# What is asked
Each record below is to be copied word for word, with pictures removed.

<<<<

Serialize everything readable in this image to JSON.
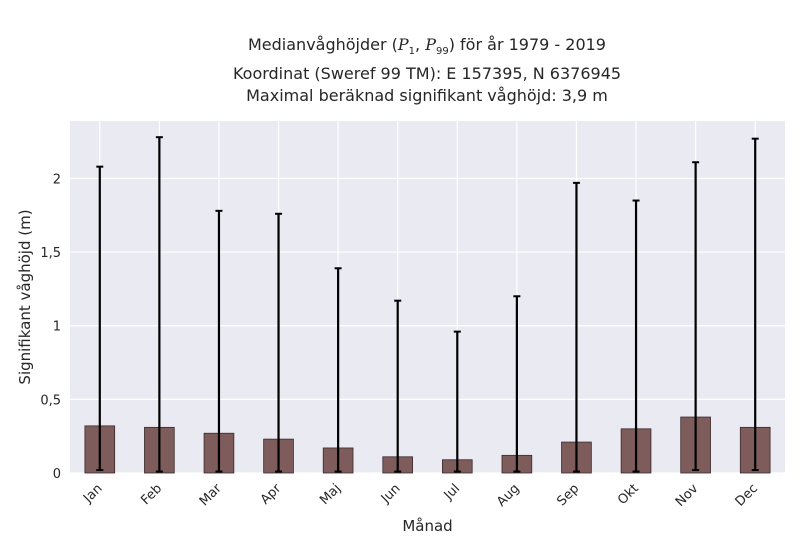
{
  "title": {
    "line1_pre": "Medianvåghöjder (",
    "p1_var": "P",
    "p1_sub": "1",
    "sep": ", ",
    "p99_var": "P",
    "p99_sub": "99",
    "line1_post": ") för år 1979 - 2019",
    "line2": "Koordinat (Sweref 99 TM): E 157395, N 6376945",
    "line3": "Maximal beräknad signifikant våghöjd: 3,9 m"
  },
  "colors": {
    "plot_bg": "#eaeaf2",
    "grid": "#ffffff",
    "bar_fill": "#7e5c5c",
    "bar_edge": "#3a2a2a",
    "error": "#000000"
  },
  "chart_data": {
    "type": "bar",
    "categories": [
      "Jan",
      "Feb",
      "Mar",
      "Apr",
      "Maj",
      "Jun",
      "Jul",
      "Aug",
      "Sep",
      "Okt",
      "Nov",
      "Dec"
    ],
    "values": [
      0.32,
      0.31,
      0.27,
      0.23,
      0.17,
      0.11,
      0.09,
      0.12,
      0.21,
      0.3,
      0.38,
      0.31
    ],
    "p1": [
      0.02,
      0.01,
      0.01,
      0.01,
      0.01,
      0.01,
      0.01,
      0.01,
      0.01,
      0.01,
      0.02,
      0.02
    ],
    "p99": [
      2.08,
      2.28,
      1.78,
      1.76,
      1.39,
      1.17,
      0.96,
      1.2,
      1.97,
      1.85,
      2.11,
      2.27
    ],
    "xlabel": "Månad",
    "ylabel": "Signifikant våghöjd (m)",
    "yticks": [
      0,
      0.5,
      1,
      1.5,
      2
    ],
    "ytick_labels": [
      "0",
      "0,5",
      "1",
      "1,5",
      "2"
    ],
    "ylim": [
      0,
      2.39
    ],
    "grid": true,
    "legend": "none"
  }
}
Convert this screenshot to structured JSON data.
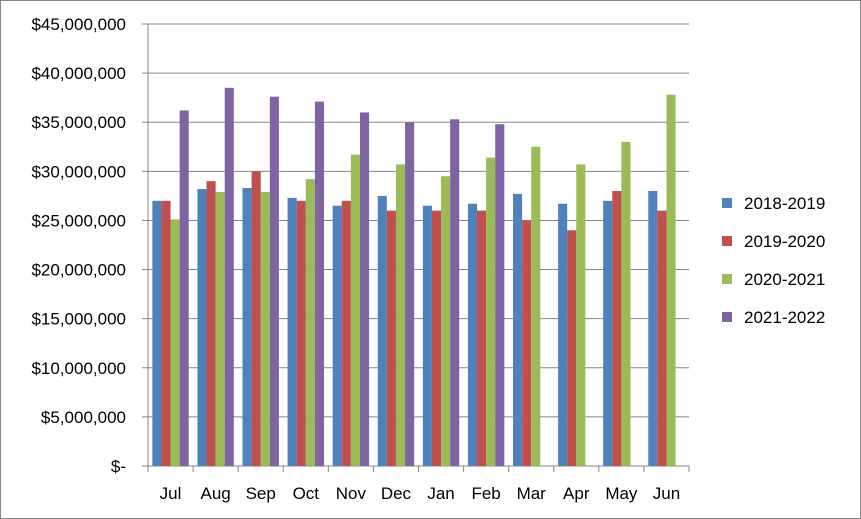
{
  "chart_data": {
    "type": "bar",
    "categories": [
      "Jul",
      "Aug",
      "Sep",
      "Oct",
      "Nov",
      "Dec",
      "Jan",
      "Feb",
      "Mar",
      "Apr",
      "May",
      "Jun"
    ],
    "series": [
      {
        "name": "2018-2019",
        "color": "#4F81BD",
        "values": [
          27000000,
          28200000,
          28300000,
          27300000,
          26500000,
          27500000,
          26500000,
          26700000,
          27700000,
          26700000,
          27000000,
          28000000
        ]
      },
      {
        "name": "2019-2020",
        "color": "#C0504D",
        "values": [
          27000000,
          29000000,
          30000000,
          27000000,
          27000000,
          26000000,
          26000000,
          26000000,
          25000000,
          24000000,
          28000000,
          26000000
        ]
      },
      {
        "name": "2020-2021",
        "color": "#9BBB59",
        "values": [
          25100000,
          27900000,
          27900000,
          29200000,
          31700000,
          30700000,
          29500000,
          31400000,
          32500000,
          30700000,
          33000000,
          37800000
        ]
      },
      {
        "name": "2021-2022",
        "color": "#8064A2",
        "values": [
          36200000,
          38500000,
          37600000,
          37100000,
          36000000,
          35000000,
          35300000,
          34800000,
          null,
          null,
          null,
          null
        ]
      }
    ],
    "ylim": [
      0,
      45000000
    ],
    "yticks": [
      0,
      5000000,
      10000000,
      15000000,
      20000000,
      25000000,
      30000000,
      35000000,
      40000000,
      45000000
    ],
    "ytick_labels": [
      "$-",
      "$5,000,000",
      "$10,000,000",
      "$15,000,000",
      "$20,000,000",
      "$25,000,000",
      "$30,000,000",
      "$35,000,000",
      "$40,000,000",
      "$45,000,000"
    ],
    "title": "",
    "xlabel": "",
    "ylabel": "",
    "grid": "horizontal",
    "legend": "right"
  }
}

>>>>

# The result
Serialize everything readable in this image to JSON.
{
  "title": {
    "line1_pre": "Medianvåghöjder (",
    "p1_var": "P",
    "p1_sub": "1",
    "sep": ", ",
    "p99_var": "P",
    "p99_sub": "99",
    "line1_post": ") för år 1979 - 2019",
    "line2": "Koordinat (Sweref 99 TM): E 157395, N 6376945",
    "line3": "Maximal beräknad signifikant våghöjd: 3,9 m"
  },
  "colors": {
    "plot_bg": "#eaeaf2",
    "grid": "#ffffff",
    "bar_fill": "#7e5c5c",
    "bar_edge": "#3a2a2a",
    "error": "#000000"
  },
  "chart_data": {
    "type": "bar",
    "categories": [
      "Jan",
      "Feb",
      "Mar",
      "Apr",
      "Maj",
      "Jun",
      "Jul",
      "Aug",
      "Sep",
      "Okt",
      "Nov",
      "Dec"
    ],
    "values": [
      0.32,
      0.31,
      0.27,
      0.23,
      0.17,
      0.11,
      0.09,
      0.12,
      0.21,
      0.3,
      0.38,
      0.31
    ],
    "p1": [
      0.02,
      0.01,
      0.01,
      0.01,
      0.01,
      0.01,
      0.01,
      0.01,
      0.01,
      0.01,
      0.02,
      0.02
    ],
    "p99": [
      2.08,
      2.28,
      1.78,
      1.76,
      1.39,
      1.17,
      0.96,
      1.2,
      1.97,
      1.85,
      2.11,
      2.27
    ],
    "xlabel": "Månad",
    "ylabel": "Signifikant våghöjd (m)",
    "yticks": [
      0,
      0.5,
      1,
      1.5,
      2
    ],
    "ytick_labels": [
      "0",
      "0,5",
      "1",
      "1,5",
      "2"
    ],
    "ylim": [
      0,
      2.39
    ],
    "grid": true,
    "legend": "none"
  }
}
Convert this screenshot to structured JSON data.
{
  "chart_data": {
    "type": "bar",
    "categories": [
      "Jul",
      "Aug",
      "Sep",
      "Oct",
      "Nov",
      "Dec",
      "Jan",
      "Feb",
      "Mar",
      "Apr",
      "May",
      "Jun"
    ],
    "series": [
      {
        "name": "2018-2019",
        "color": "#4F81BD",
        "values": [
          27000000,
          28200000,
          28300000,
          27300000,
          26500000,
          27500000,
          26500000,
          26700000,
          27700000,
          26700000,
          27000000,
          28000000
        ]
      },
      {
        "name": "2019-2020",
        "color": "#C0504D",
        "values": [
          27000000,
          29000000,
          30000000,
          27000000,
          27000000,
          26000000,
          26000000,
          26000000,
          25000000,
          24000000,
          28000000,
          26000000
        ]
      },
      {
        "name": "2020-2021",
        "color": "#9BBB59",
        "values": [
          25100000,
          27900000,
          27900000,
          29200000,
          31700000,
          30700000,
          29500000,
          31400000,
          32500000,
          30700000,
          33000000,
          37800000
        ]
      },
      {
        "name": "2021-2022",
        "color": "#8064A2",
        "values": [
          36200000,
          38500000,
          37600000,
          37100000,
          36000000,
          35000000,
          35300000,
          34800000,
          null,
          null,
          null,
          null
        ]
      }
    ],
    "ylim": [
      0,
      45000000
    ],
    "yticks": [
      0,
      5000000,
      10000000,
      15000000,
      20000000,
      25000000,
      30000000,
      35000000,
      40000000,
      45000000
    ],
    "ytick_labels": [
      "$-",
      "$5,000,000",
      "$10,000,000",
      "$15,000,000",
      "$20,000,000",
      "$25,000,000",
      "$30,000,000",
      "$35,000,000",
      "$40,000,000",
      "$45,000,000"
    ],
    "title": "",
    "xlabel": "",
    "ylabel": "",
    "grid": "horizontal",
    "legend": "right"
  }
}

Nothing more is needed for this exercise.